Task details ▸
Say how many lines hold the string "должны"; please write nothing but the number.

Dataset items ▸
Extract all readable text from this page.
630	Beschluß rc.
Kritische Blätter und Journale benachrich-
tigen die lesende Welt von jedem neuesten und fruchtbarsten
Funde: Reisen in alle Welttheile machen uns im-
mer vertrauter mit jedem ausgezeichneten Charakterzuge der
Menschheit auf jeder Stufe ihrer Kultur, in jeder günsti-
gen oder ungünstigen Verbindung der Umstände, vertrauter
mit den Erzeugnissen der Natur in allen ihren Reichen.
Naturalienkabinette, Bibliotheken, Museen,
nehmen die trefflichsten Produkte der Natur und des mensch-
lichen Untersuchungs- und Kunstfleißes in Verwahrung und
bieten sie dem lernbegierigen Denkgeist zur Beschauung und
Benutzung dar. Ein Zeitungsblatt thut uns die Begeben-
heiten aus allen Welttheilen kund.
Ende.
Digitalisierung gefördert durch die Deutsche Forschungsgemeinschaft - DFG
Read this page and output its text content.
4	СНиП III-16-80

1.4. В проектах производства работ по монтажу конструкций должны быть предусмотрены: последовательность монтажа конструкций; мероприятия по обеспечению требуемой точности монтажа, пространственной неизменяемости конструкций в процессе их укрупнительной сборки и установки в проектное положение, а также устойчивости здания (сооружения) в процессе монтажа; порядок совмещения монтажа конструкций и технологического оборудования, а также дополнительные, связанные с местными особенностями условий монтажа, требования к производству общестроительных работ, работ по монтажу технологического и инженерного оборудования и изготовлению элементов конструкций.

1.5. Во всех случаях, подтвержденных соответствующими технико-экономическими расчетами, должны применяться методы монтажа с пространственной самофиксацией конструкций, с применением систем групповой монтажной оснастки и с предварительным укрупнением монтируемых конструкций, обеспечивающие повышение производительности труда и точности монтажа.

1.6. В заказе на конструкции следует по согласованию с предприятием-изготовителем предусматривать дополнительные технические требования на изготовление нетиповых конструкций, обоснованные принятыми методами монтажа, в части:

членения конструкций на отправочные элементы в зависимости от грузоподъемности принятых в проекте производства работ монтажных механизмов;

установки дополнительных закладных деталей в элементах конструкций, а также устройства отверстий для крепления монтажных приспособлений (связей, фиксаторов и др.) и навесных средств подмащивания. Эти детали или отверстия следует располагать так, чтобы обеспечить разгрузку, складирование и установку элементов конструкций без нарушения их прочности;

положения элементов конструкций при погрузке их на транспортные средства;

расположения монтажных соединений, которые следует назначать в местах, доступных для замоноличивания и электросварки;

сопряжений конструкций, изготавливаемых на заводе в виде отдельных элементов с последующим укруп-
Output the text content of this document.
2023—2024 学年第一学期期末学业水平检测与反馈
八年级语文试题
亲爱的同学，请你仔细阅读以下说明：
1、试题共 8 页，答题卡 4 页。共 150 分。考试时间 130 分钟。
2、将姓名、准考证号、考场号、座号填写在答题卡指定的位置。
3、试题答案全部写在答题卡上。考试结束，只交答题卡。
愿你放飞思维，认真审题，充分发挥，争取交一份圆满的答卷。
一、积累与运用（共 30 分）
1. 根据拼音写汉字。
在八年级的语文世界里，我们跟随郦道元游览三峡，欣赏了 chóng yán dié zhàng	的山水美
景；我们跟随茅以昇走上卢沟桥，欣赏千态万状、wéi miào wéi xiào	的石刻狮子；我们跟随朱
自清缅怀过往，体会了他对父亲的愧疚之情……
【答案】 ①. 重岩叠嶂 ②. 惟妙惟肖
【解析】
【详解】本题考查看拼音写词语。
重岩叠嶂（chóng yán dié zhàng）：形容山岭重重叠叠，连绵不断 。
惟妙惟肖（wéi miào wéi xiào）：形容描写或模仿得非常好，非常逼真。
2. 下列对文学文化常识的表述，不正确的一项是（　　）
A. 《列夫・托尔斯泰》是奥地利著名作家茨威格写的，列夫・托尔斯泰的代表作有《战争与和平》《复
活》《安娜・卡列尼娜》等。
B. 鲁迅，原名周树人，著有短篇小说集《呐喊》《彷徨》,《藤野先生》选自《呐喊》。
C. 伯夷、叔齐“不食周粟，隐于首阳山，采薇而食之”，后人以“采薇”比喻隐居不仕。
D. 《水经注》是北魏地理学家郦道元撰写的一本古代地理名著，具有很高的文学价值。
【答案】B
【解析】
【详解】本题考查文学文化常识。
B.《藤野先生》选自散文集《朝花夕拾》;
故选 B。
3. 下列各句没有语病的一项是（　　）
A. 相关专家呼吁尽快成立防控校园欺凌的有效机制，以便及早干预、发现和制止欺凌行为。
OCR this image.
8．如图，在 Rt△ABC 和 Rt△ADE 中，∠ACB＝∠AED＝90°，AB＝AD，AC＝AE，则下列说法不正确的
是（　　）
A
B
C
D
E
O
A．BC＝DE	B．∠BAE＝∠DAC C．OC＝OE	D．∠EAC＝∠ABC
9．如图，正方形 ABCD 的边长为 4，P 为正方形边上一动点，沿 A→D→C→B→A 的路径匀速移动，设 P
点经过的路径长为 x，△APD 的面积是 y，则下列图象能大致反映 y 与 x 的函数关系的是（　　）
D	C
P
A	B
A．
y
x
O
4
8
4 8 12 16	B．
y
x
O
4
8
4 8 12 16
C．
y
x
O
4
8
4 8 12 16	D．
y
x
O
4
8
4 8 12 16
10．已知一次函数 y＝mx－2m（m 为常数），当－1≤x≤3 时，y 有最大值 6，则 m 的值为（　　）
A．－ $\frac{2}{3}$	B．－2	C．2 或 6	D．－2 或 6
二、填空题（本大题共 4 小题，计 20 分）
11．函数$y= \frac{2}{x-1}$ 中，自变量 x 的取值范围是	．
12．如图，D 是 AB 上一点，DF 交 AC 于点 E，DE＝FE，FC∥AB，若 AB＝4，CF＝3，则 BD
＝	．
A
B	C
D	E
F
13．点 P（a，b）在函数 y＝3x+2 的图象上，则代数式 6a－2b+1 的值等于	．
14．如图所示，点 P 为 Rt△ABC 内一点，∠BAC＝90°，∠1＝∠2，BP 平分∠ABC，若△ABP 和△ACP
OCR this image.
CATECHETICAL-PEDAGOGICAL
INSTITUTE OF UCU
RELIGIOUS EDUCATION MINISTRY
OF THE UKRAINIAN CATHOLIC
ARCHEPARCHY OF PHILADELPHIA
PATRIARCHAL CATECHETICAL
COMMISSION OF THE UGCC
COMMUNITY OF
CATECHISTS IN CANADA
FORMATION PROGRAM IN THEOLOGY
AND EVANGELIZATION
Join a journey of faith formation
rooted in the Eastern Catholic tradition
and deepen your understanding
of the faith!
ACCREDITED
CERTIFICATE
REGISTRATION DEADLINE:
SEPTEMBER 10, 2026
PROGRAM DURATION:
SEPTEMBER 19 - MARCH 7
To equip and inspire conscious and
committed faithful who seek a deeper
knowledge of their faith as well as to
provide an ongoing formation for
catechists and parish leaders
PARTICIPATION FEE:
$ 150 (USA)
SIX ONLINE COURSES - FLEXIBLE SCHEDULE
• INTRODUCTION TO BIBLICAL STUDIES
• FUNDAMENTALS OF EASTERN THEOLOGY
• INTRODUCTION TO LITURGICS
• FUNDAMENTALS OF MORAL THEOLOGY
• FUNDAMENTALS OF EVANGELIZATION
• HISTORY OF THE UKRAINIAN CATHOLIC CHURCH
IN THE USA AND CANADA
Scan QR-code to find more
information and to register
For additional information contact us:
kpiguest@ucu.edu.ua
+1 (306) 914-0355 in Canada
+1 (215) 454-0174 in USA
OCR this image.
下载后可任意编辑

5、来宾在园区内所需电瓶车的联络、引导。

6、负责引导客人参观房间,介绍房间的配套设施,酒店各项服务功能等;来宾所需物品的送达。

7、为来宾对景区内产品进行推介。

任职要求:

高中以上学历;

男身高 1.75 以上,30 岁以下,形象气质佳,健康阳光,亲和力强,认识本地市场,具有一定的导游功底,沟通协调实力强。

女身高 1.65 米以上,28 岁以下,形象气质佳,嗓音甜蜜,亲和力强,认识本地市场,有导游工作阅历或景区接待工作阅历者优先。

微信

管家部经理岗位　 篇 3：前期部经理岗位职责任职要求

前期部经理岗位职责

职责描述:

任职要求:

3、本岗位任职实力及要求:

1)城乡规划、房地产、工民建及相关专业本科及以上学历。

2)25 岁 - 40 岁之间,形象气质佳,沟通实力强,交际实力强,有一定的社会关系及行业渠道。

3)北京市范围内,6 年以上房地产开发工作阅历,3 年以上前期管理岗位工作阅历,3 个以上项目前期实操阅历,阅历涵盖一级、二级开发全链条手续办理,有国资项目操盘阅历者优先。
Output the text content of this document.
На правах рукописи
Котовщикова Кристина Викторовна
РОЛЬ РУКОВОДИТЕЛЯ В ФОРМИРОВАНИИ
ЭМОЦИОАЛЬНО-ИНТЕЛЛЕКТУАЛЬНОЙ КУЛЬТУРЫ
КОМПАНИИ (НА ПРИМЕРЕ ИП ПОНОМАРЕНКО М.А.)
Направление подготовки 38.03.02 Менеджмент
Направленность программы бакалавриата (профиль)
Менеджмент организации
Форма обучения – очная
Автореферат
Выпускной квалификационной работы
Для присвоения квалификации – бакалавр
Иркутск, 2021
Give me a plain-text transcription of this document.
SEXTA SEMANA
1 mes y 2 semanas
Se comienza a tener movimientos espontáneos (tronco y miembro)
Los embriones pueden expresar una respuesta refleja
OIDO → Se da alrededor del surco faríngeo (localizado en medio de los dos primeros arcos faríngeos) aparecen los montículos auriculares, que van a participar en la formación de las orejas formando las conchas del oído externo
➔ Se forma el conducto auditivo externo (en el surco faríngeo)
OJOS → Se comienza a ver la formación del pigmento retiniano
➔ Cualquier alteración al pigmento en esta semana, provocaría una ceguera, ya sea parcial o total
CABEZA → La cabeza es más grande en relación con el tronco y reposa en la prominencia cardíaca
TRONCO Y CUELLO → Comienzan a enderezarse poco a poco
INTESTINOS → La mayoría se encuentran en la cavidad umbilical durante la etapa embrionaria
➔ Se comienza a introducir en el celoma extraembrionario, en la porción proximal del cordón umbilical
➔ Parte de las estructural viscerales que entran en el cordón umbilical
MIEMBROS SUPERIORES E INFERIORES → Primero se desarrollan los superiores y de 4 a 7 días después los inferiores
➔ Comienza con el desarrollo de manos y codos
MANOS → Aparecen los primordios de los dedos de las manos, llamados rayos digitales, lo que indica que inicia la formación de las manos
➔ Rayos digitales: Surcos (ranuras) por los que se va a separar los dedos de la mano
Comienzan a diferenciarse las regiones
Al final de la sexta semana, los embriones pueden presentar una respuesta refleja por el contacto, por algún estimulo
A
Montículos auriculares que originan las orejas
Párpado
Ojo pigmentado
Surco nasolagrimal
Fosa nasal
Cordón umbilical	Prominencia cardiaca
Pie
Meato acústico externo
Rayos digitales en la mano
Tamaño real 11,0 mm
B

Output ▸
2